··· Input rows

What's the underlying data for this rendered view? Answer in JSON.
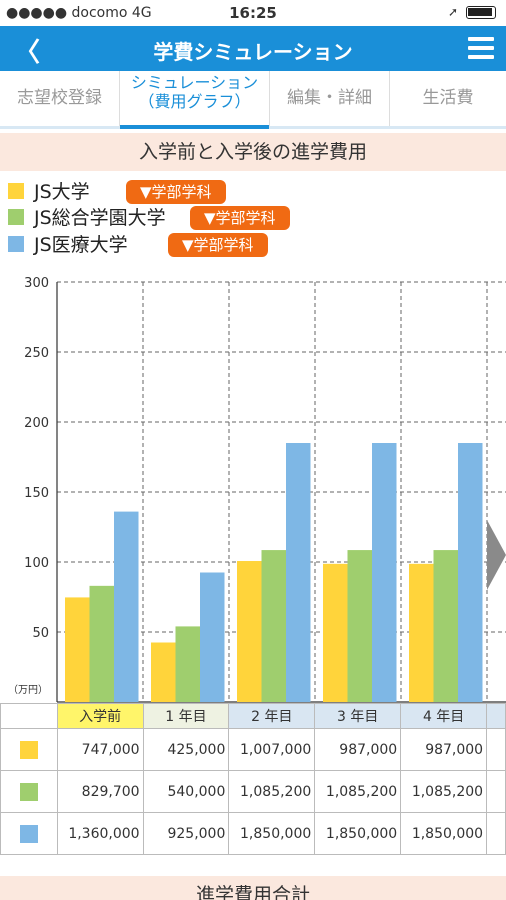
{
  "status_bar": {
    "carrier": "●●●●● docomo  4G",
    "time": "16:25"
  },
  "nav": {
    "back_label": "〈",
    "title": "学費シミュレーション"
  },
  "tabs": [
    {
      "label": "志望校登録"
    },
    {
      "label_line1": "シミュレーション",
      "label_line2": "（費用グラフ）"
    },
    {
      "label": "編集・詳細"
    },
    {
      "label": "生活費"
    }
  ],
  "section_title": "入学前と入学後の進学費用",
  "legend": [
    {
      "name": "JS大学",
      "button": "▼学部学科",
      "color": "#ffd43b"
    },
    {
      "name": "JS総合学園大学",
      "button": "▼学部学科",
      "color": "#9fce6e"
    },
    {
      "name": "JS医療大学",
      "button": "▼学部学科",
      "color": "#7eb7e5"
    }
  ],
  "colors": {
    "accent": "#1a8fd8",
    "button": "#f06a13",
    "section_bg": "#fbe8de"
  },
  "chart_data": {
    "type": "bar",
    "categories": [
      "入学前",
      "1年目",
      "2年目",
      "3年目",
      "4年目"
    ],
    "series": [
      {
        "name": "JS大学",
        "values": [
          74.7,
          42.5,
          100.7,
          98.7,
          98.7
        ]
      },
      {
        "name": "JS総合学園大学",
        "values": [
          82.97,
          54.0,
          108.52,
          108.52,
          108.52
        ]
      },
      {
        "name": "JS医療大学",
        "values": [
          136.0,
          92.5,
          185.0,
          185.0,
          185.0
        ]
      }
    ],
    "yticks": [
      "300",
      "250",
      "200",
      "150",
      "100",
      "50"
    ],
    "ylim": [
      0,
      300
    ],
    "unit_label": "（万円）",
    "grid": true
  },
  "table": {
    "headers": [
      "入学前",
      "1 年目",
      "2 年目",
      "3 年目",
      "4 年目"
    ],
    "rows": [
      [
        "747,000",
        "425,000",
        "1,007,000",
        "987,000",
        "987,000"
      ],
      [
        "829,700",
        "540,000",
        "1,085,200",
        "1,085,200",
        "1,085,200"
      ],
      [
        "1,360,000",
        "925,000",
        "1,850,000",
        "1,850,000",
        "1,850,000"
      ]
    ]
  },
  "footer_title": "進学費用合計"
}
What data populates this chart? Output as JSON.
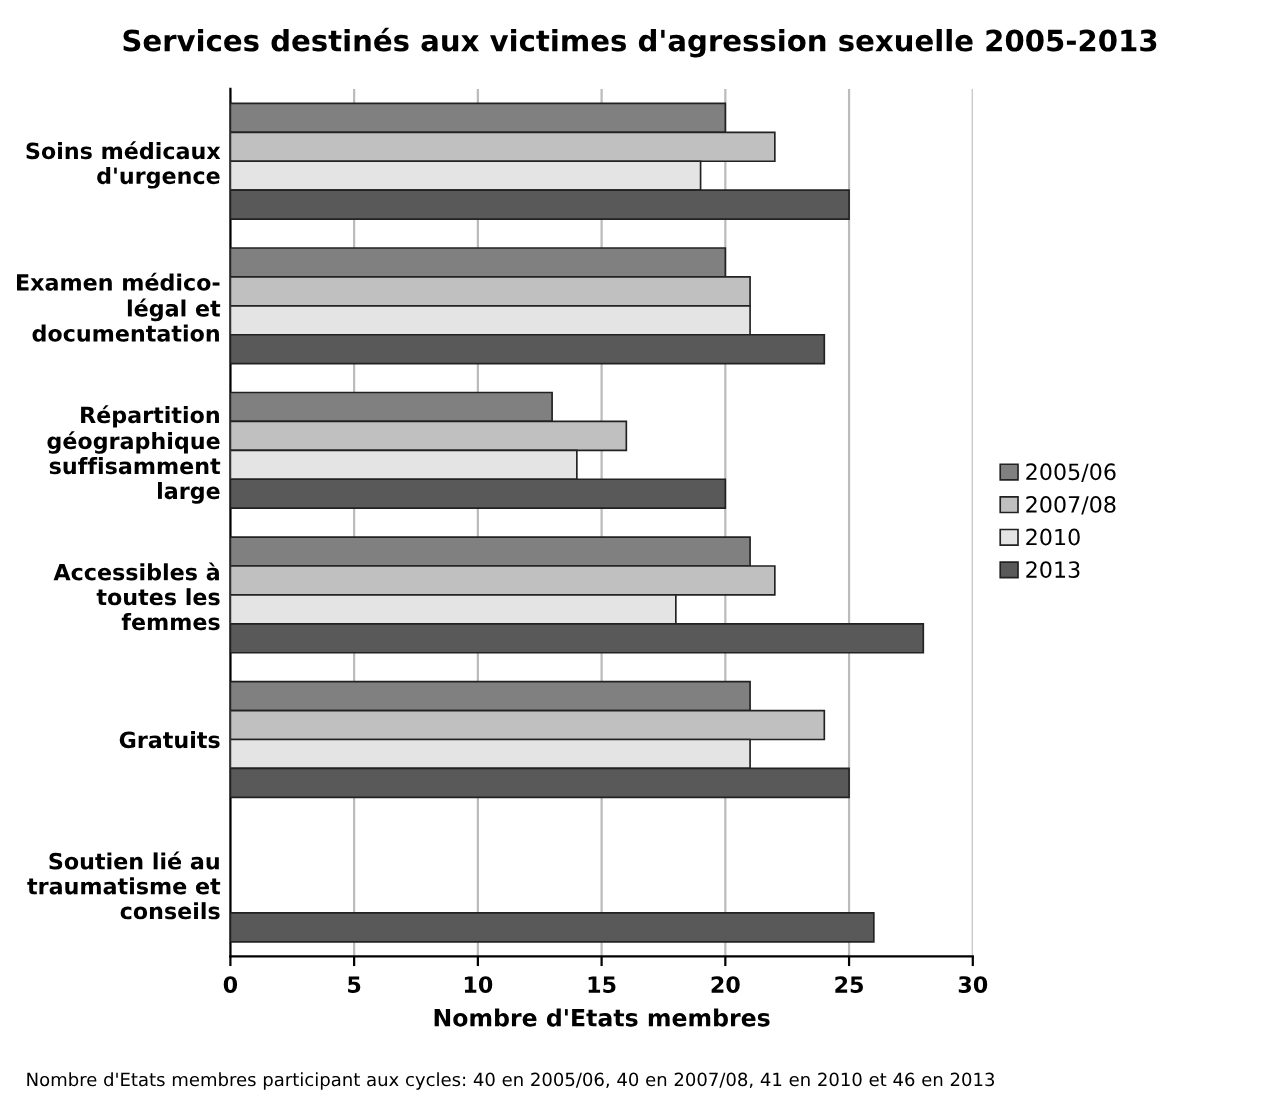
{
  "chart_data": {
    "type": "bar",
    "orientation": "horizontal",
    "title": "Services destinés aux victimes d'agression sexuelle 2005-2013",
    "xlabel": "Nombre d'Etats membres",
    "categories": [
      "Soins médicaux\nd'urgence",
      "Examen médico-\nlégal et\ndocumentation",
      "Répartition\ngéographique\nsuffisamment\nlarge",
      "Accessibles à\ntoutes les\nfemmes",
      "Gratuits",
      "Soutien lié au\ntraumatisme et\nconseils"
    ],
    "series": [
      {
        "name": "2005/06",
        "color": "#808080",
        "values": [
          20,
          20,
          13,
          21,
          21,
          null
        ]
      },
      {
        "name": "2007/08",
        "color": "#c0c0c0",
        "values": [
          22,
          21,
          16,
          22,
          24,
          null
        ]
      },
      {
        "name": "2010",
        "color": "#e4e4e4",
        "values": [
          19,
          21,
          14,
          18,
          21,
          null
        ]
      },
      {
        "name": "2013",
        "color": "#595959",
        "values": [
          25,
          24,
          20,
          28,
          25,
          26
        ]
      }
    ],
    "xlim": [
      0,
      30
    ],
    "xticks": [
      0,
      5,
      10,
      15,
      20,
      25,
      30
    ],
    "grid": "x",
    "legend": "right",
    "annotations": [
      "Nombre d'Etats membres participant aux cycles: 40 en 2005/06, 40 en 2007/08, 41 en 2010 et 46 en 2013"
    ]
  }
}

······

To do
Which lines hold the word "name"? Show each one.

Output for this task
      "name": "JS大学",
      "name": "JS総合学園大学",
      "name": "JS医療大学",
        "name": "JS大学",
        "name": "JS総合学園大学",
        "name": "JS医療大学",
        "name": "2005/06",
        "name": "2007/08",
        "name": "2010",
        "name": "2013",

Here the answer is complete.